Problem details: Identify each line in the records below that contains the word "JSON", and copy it.

Excerpts from a figure dataset:
================================

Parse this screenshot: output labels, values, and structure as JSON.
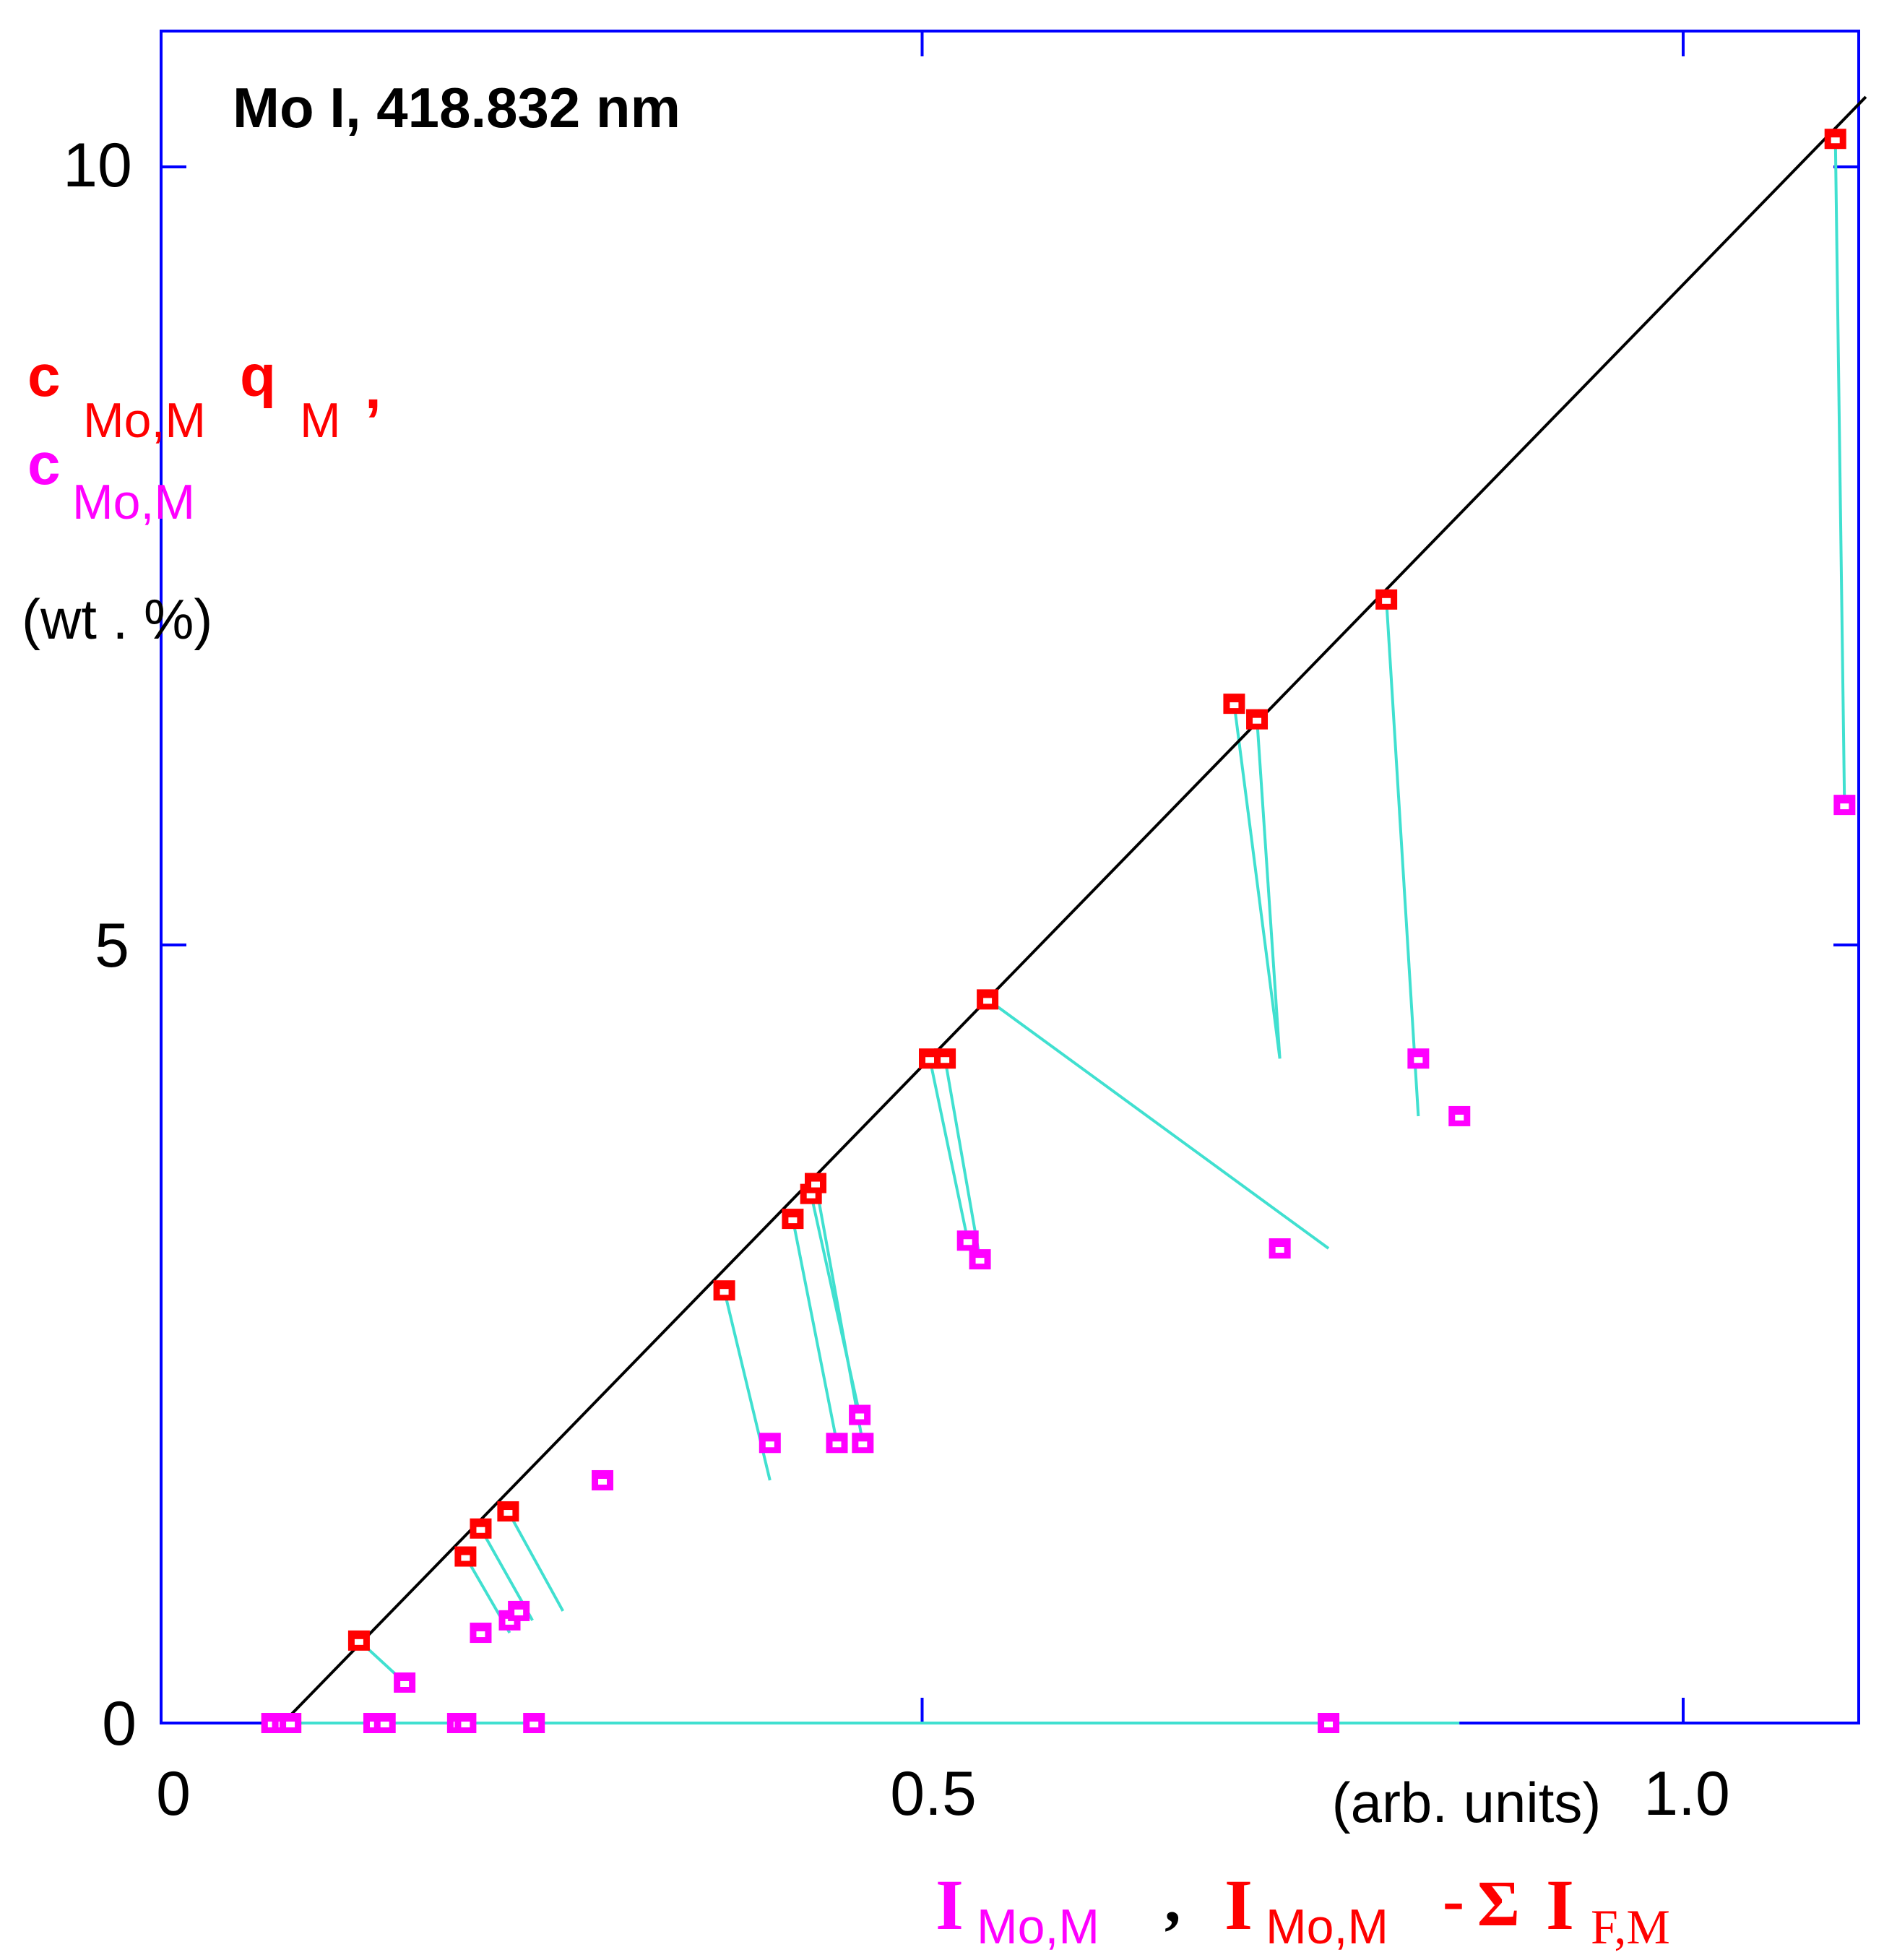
{
  "chart_data": {
    "type": "scatter",
    "title": "Mo I, 418.832 nm",
    "xlim": [
      0,
      1.12
    ],
    "ylim": [
      0,
      10.5
    ],
    "x_ticks": [
      "0",
      "0.5",
      "1.0"
    ],
    "y_ticks": [
      "0",
      "5",
      "10"
    ],
    "x_tick_values": [
      0,
      0.5,
      1.0
    ],
    "y_tick_values": [
      0,
      5,
      10
    ],
    "xlabel_units": "(arb. units)",
    "ylabel_units": "(wt . %)",
    "ylabel": {
      "red_line": {
        "main": "c",
        "sub1": "Mo,M",
        "main2": "q",
        "sub2": "M",
        "comma": ","
      },
      "magenta_line": {
        "main": "c",
        "sub": "Mo,M"
      }
    },
    "xlabel": {
      "magenta": {
        "main": "I",
        "sub": "Mo,M",
        "comma": ","
      },
      "red": {
        "main": "I",
        "sub": "Mo,M",
        "minus": "-",
        "sigma": "Σ",
        "main2": "I",
        "sub2": "F,M"
      }
    },
    "fit_line": {
      "x": [
        0.08,
        1.12
      ],
      "y": [
        0,
        10.45
      ]
    },
    "colors": {
      "axis": "#0000ff",
      "red": "#ff0000",
      "magenta": "#ff00ff",
      "connector": "#40e0d0",
      "fit": "#000000"
    },
    "series": [
      {
        "color": "red",
        "x": [
          0.073,
          0.08,
          0.085,
          0.13,
          0.2,
          0.21,
          0.228,
          0.37,
          0.415,
          0.427,
          0.43,
          0.505,
          0.515,
          0.543,
          0.705,
          0.72,
          0.805,
          1.1
        ],
        "y": [
          0.0,
          0.0,
          0.0,
          0.53,
          1.07,
          1.25,
          1.36,
          2.78,
          3.24,
          3.4,
          3.47,
          4.27,
          4.27,
          4.65,
          6.55,
          6.45,
          7.22,
          10.18
        ]
      },
      {
        "color": "magenta",
        "x": [
          0.073,
          0.08,
          0.085,
          0.14,
          0.147,
          0.16,
          0.195,
          0.2,
          0.21,
          0.229,
          0.235,
          0.245,
          0.29,
          0.4,
          0.444,
          0.459,
          0.461,
          0.53,
          0.538,
          0.767,
          0.735,
          0.826,
          0.853,
          1.106
        ],
        "y": [
          0.0,
          0.0,
          0.0,
          0.0,
          0.0,
          0.26,
          0.0,
          0.0,
          0.58,
          0.66,
          0.72,
          0.0,
          1.56,
          1.8,
          1.8,
          1.98,
          1.8,
          3.1,
          2.98,
          0.0,
          3.05,
          4.27,
          3.9,
          5.9
        ]
      }
    ],
    "pairs": [
      [
        [
          0.13,
          0.53
        ],
        [
          0.16,
          0.26
        ]
      ],
      [
        [
          0.2,
          1.07
        ],
        [
          0.229,
          0.58
        ]
      ],
      [
        [
          0.21,
          1.25
        ],
        [
          0.244,
          0.66
        ]
      ],
      [
        [
          0.228,
          1.36
        ],
        [
          0.264,
          0.72
        ]
      ],
      [
        [
          0.37,
          2.78
        ],
        [
          0.4,
          1.56
        ]
      ],
      [
        [
          0.415,
          3.24
        ],
        [
          0.444,
          1.8
        ]
      ],
      [
        [
          0.427,
          3.4
        ],
        [
          0.459,
          1.98
        ]
      ],
      [
        [
          0.43,
          3.47
        ],
        [
          0.461,
          1.8
        ]
      ],
      [
        [
          0.505,
          4.27
        ],
        [
          0.53,
          3.1
        ]
      ],
      [
        [
          0.515,
          4.27
        ],
        [
          0.538,
          2.98
        ]
      ],
      [
        [
          0.543,
          4.65
        ],
        [
          0.767,
          3.05
        ]
      ],
      [
        [
          0.705,
          6.55
        ],
        [
          0.735,
          4.27
        ]
      ],
      [
        [
          0.72,
          6.45
        ],
        [
          0.735,
          4.27
        ]
      ],
      [
        [
          0.805,
          7.22
        ],
        [
          0.826,
          3.9
        ]
      ],
      [
        [
          1.1,
          10.18
        ],
        [
          1.106,
          5.9
        ]
      ],
      [
        [
          0.08,
          0.0
        ],
        [
          0.853,
          0.0
        ]
      ]
    ]
  }
}
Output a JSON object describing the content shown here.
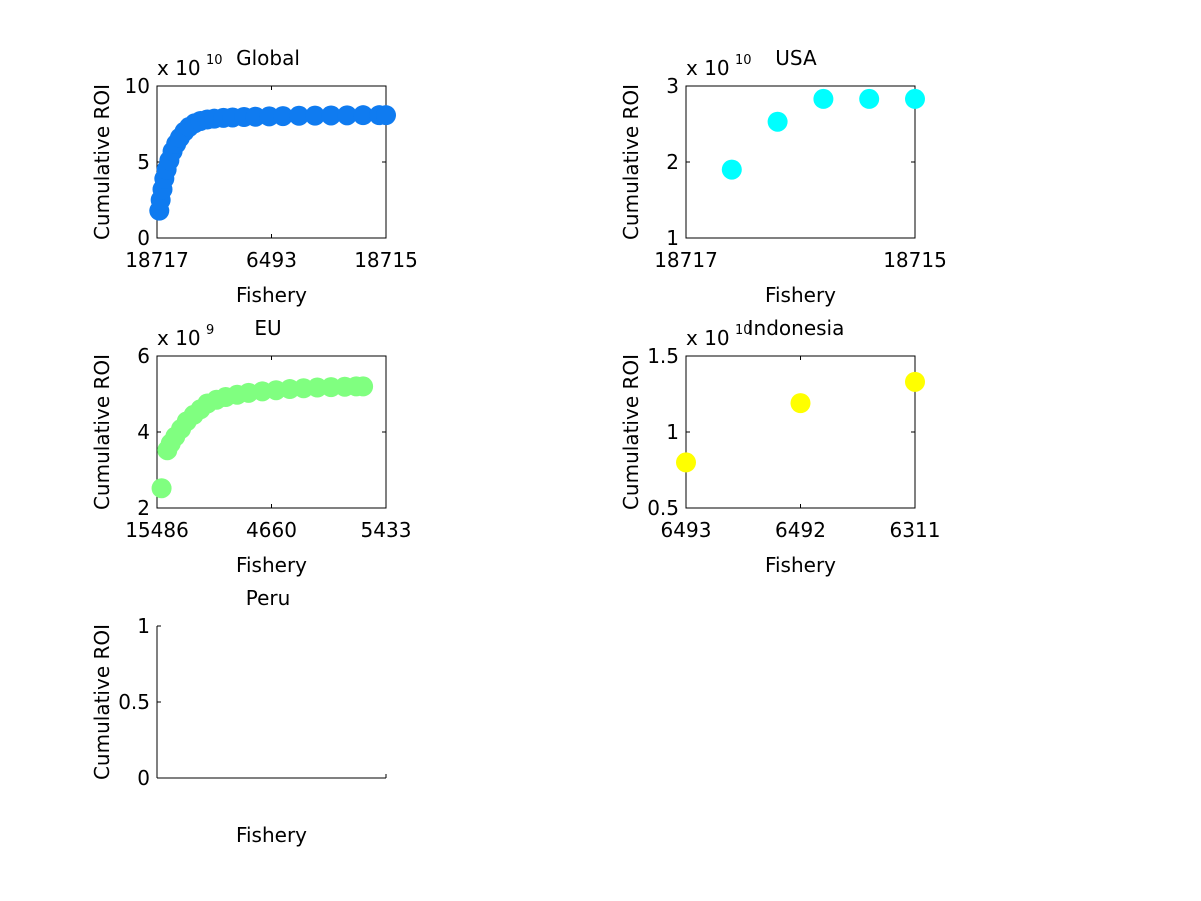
{
  "chart_data": [
    {
      "type": "scatter",
      "title": "Global",
      "xlabel": "Fishery",
      "ylabel": "Cumulative ROI",
      "exponent_label": "x 10",
      "exponent": "10",
      "xtick_labels": [
        "18717",
        "6493",
        "18715"
      ],
      "yticks": [
        "0",
        "5",
        "10"
      ],
      "xlim": [
        0,
        100
      ],
      "ylim": [
        0,
        10
      ],
      "marker_color": "#0f7bf0",
      "series": [
        {
          "x": [
            1,
            1.6,
            2.4,
            3.2,
            4.2,
            5.4,
            6.8,
            8.4,
            10,
            12,
            14,
            16.5,
            19,
            22,
            25,
            29,
            33,
            38,
            43,
            49,
            55,
            62,
            69,
            76,
            83,
            90,
            97,
            100
          ],
          "y": [
            1.8,
            2.5,
            3.2,
            3.9,
            4.5,
            5.1,
            5.7,
            6.2,
            6.6,
            7.0,
            7.3,
            7.55,
            7.7,
            7.8,
            7.85,
            7.9,
            7.93,
            7.96,
            7.98,
            8.0,
            8.02,
            8.04,
            8.05,
            8.06,
            8.07,
            8.08,
            8.08,
            8.08
          ]
        }
      ]
    },
    {
      "type": "scatter",
      "title": "USA",
      "xlabel": "Fishery",
      "ylabel": "Cumulative ROI",
      "exponent_label": "x 10",
      "exponent": "10",
      "xtick_labels": [
        "18717",
        "18715"
      ],
      "yticks": [
        "1",
        "2",
        "3"
      ],
      "xlim": [
        0,
        5
      ],
      "ylim": [
        1,
        3
      ],
      "marker_color": "#00ffff",
      "series": [
        {
          "x": [
            1,
            2,
            3,
            4,
            5
          ],
          "y": [
            1.9,
            2.53,
            2.83,
            2.83,
            2.83
          ]
        }
      ]
    },
    {
      "type": "scatter",
      "title": "EU",
      "xlabel": "Fishery",
      "ylabel": "Cumulative ROI",
      "exponent_label": "x 10",
      "exponent": "9",
      "xtick_labels": [
        "15486",
        "4660",
        "5433"
      ],
      "yticks": [
        "2",
        "4",
        "6"
      ],
      "xlim": [
        0,
        100
      ],
      "ylim": [
        2,
        6
      ],
      "marker_color": "#80ff80",
      "series": [
        {
          "x": [
            2,
            4.5,
            6,
            8,
            10.5,
            13,
            16,
            19,
            22,
            26,
            30,
            35,
            40,
            46,
            52,
            58,
            64,
            70,
            76,
            82,
            87,
            90
          ],
          "y": [
            2.52,
            3.52,
            3.7,
            3.88,
            4.08,
            4.28,
            4.45,
            4.6,
            4.75,
            4.85,
            4.92,
            4.98,
            5.03,
            5.07,
            5.1,
            5.13,
            5.15,
            5.17,
            5.18,
            5.19,
            5.2,
            5.2
          ]
        }
      ]
    },
    {
      "type": "scatter",
      "title": "Indonesia",
      "xlabel": "Fishery",
      "ylabel": "Cumulative ROI",
      "exponent_label": "x 10",
      "exponent": "10",
      "xtick_labels": [
        "6493",
        "6492",
        "6311"
      ],
      "yticks": [
        "0.5",
        "1",
        "1.5"
      ],
      "xlim": [
        1,
        3
      ],
      "ylim": [
        0.5,
        1.5
      ],
      "marker_color": "#ffff00",
      "series": [
        {
          "x": [
            1,
            2,
            3
          ],
          "y": [
            0.8,
            1.19,
            1.33
          ]
        }
      ]
    },
    {
      "type": "scatter",
      "title": "Peru",
      "xlabel": "Fishery",
      "ylabel": "Cumulative ROI",
      "exponent_label": "",
      "exponent": "",
      "xtick_labels": [],
      "yticks": [
        "0",
        "0.5",
        "1"
      ],
      "xlim": [
        0,
        1
      ],
      "ylim": [
        0,
        1
      ],
      "marker_color": "#0000ff",
      "series": [
        {
          "x": [],
          "y": []
        }
      ]
    }
  ]
}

================================

Result of this task:
Parse this screenshot: output labels, values, and structure as JSON.
Output a JSON object describing the content shown here.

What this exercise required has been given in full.